Aufgabenstellung = Gib den Abschnitt des Forenthreads über Berufsspezialisierungen von „Also vor Cata“ bis „darunter vorgestellt hat.“ wörtlich wieder.
───── Zitierter Text ─────
# Cata und Spezialisierung



## Snowhawk (8. Dezember 2010)

Hi

Eine kleine Frage als Blutsegelpirat: Muss man jetzt in Cata immer noch spezialisieren um hochzuskillen oder kann man das auslassen?

Bei der Horde kann ich als Blutsegelpirat ja schlecht Gade in Tanaris oder nach Booty Bay ^^ Gibts da sonst ne Möglichkeit?

Es gab ja Gerüchte, dass dies jetzt gehen sollte...


----------



## kaepteniglo (8. Dezember 2010)

Die ganzen Spezialisierungen wurden doch mit 4.0 rausgepatcht. Oder trifft das mal wieder nicht auf Ingi zu?


----------



## Fremder123 (8. Dezember 2010)

Also ich bin Schmied und Schneider und trage auch NUR noch diese Bezeichnungen, da die Waffen- und Mondstoffspezialisierungen seit 4.0 in der Tat nicht mehr da sind. *heul*


----------



## Snowhawk (8. Dezember 2010)

Also vor Cata (6.12) musste man sich immer noch spezialisieren


----------



## Derulu (8. Dezember 2010)

Ingenieure und Alchemisten haben immer noch Spezialisierungen, Schneider, Lederer und Schmiede nicht mehr, da bei diesen Berufen die "Spezialisierung" nicht das war, was sich Blizzard darunter vorgestellt hat.


----------



## Nodoka (22. Dezember 2010)

Hmpf, riesen Probem... man konnte ja bisher am Dampfdruckpier das buch "Böse Wahrsagerei für Dummies" aufsuchen, dieses anklicken und so seine Spezialisierung wechseln...

Nun ist der Dampfdruckpier mit cata aber nichtmehr... nun die BIG QUESTION: wo ist das blöde Buch nun hin?!?!

Weiß einer wo es ist?


----------



## kaepteniglo (22. Dezember 2010)

Berufsspezialisierungen gibt es nicht mehr.


----------



## Nodoka (22. Dezember 2010)

doch, gibt es noch beim ingi, das ist ja das problem, ich kann nichts vom goblin ingi lehrer lernen... roter text: "benötigt goblin spezialisierung"

damn it was hat blizz da gemacht


----------



## kaepteniglo (22. Dezember 2010)

Hmm, ok, bei 2 Berufen gibt es die noch.

Laut wow-forum soll es die Hütte aber noch geben. http://eu.battle.net/wow/de/forum/topic/1302894789


----------



## Nodoka (22. Dezember 2010)

ah ok  danke, die ist nun etwas schlecht sichtbar wegen dem ganzen gewusel dort^^


----------



## Fedaykin (25. Dezember 2010)
───── Gegebene Daten ─────
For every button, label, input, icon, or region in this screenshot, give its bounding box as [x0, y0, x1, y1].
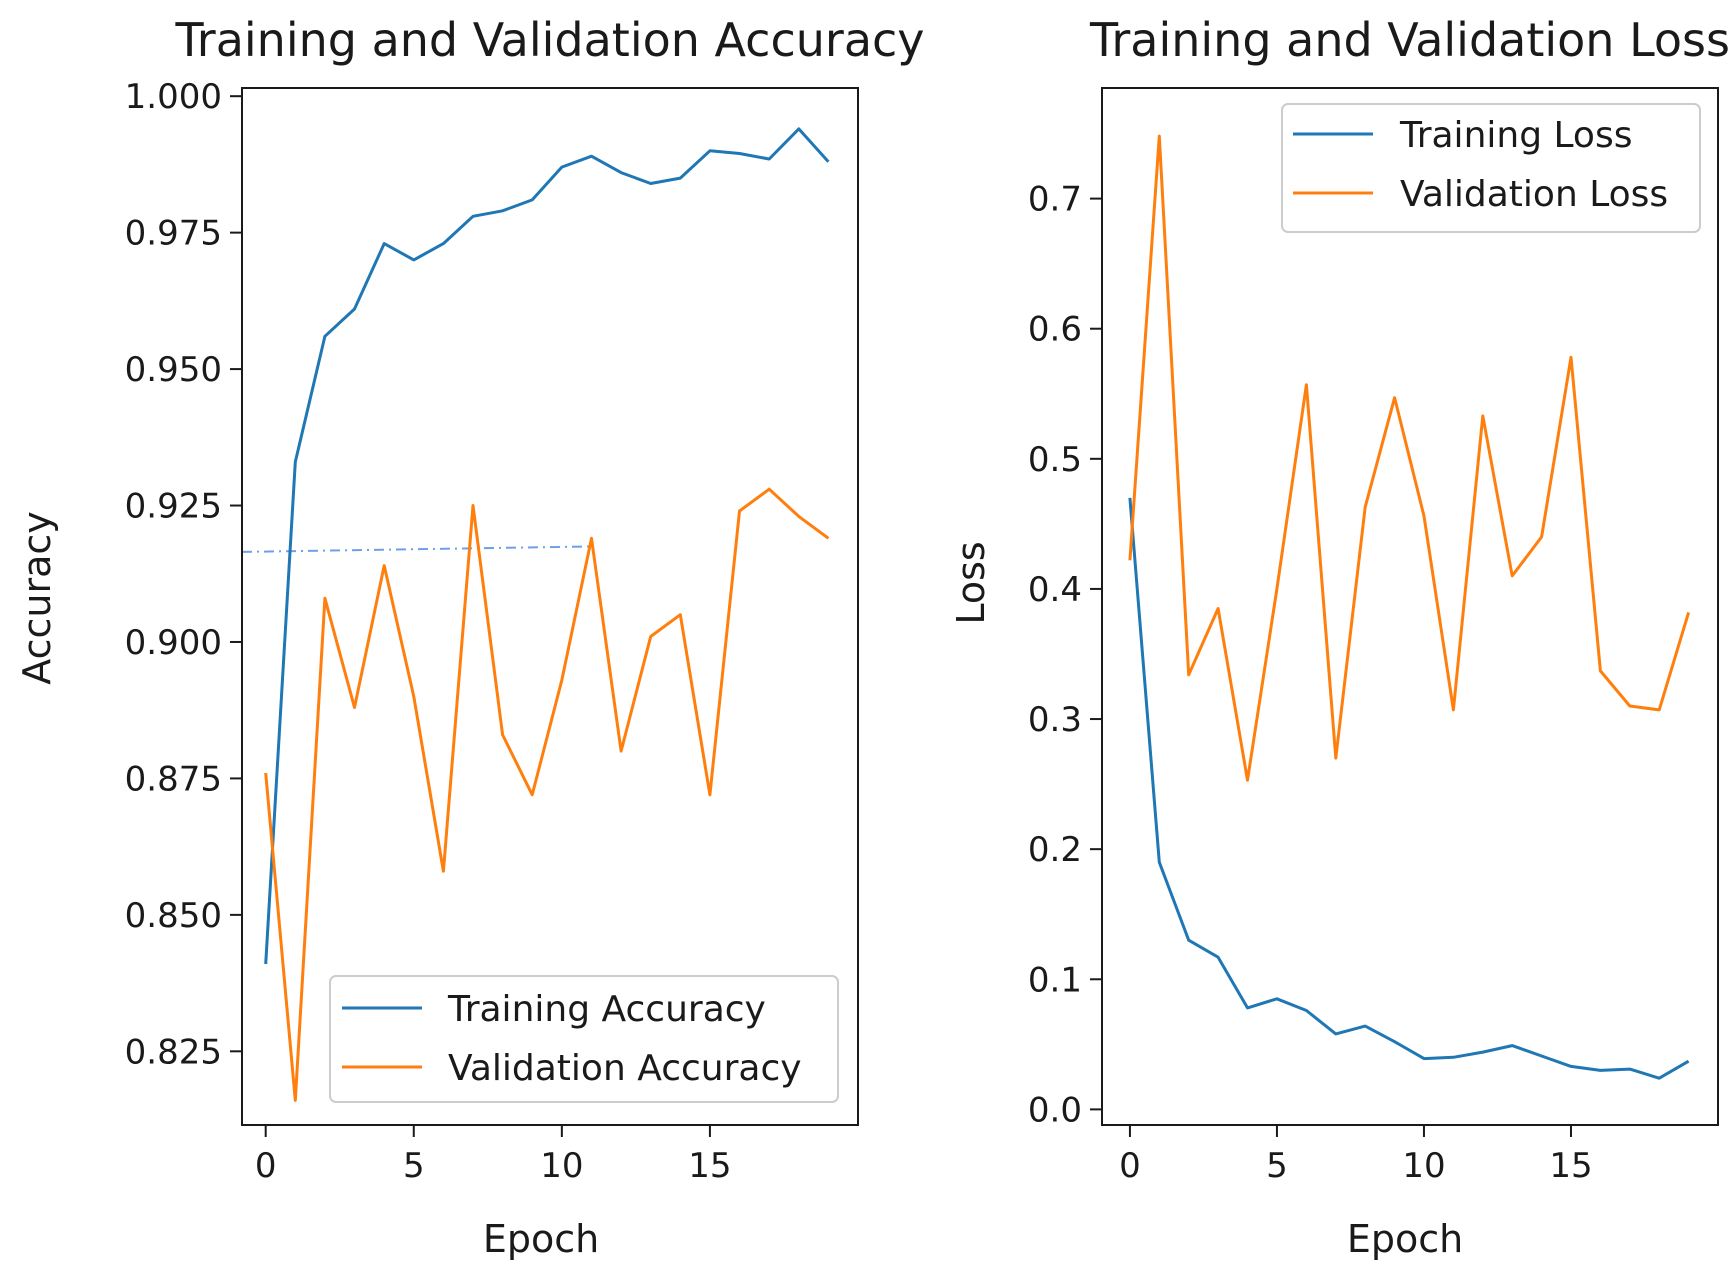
─────
Erledigte Aufgabe =
Also vor Cata (6.12) musste man sich immer noch spezialisieren


----------



## Derulu (8. Dezember 2010)

Ingenieure und Alchemisten haben immer noch Spezialisierungen, Schneider, Lederer und Schmiede nicht mehr, da bei diesen Berufen die "Spezialisierung" nicht das war, was sich Blizzard darunter vorgestellt hat.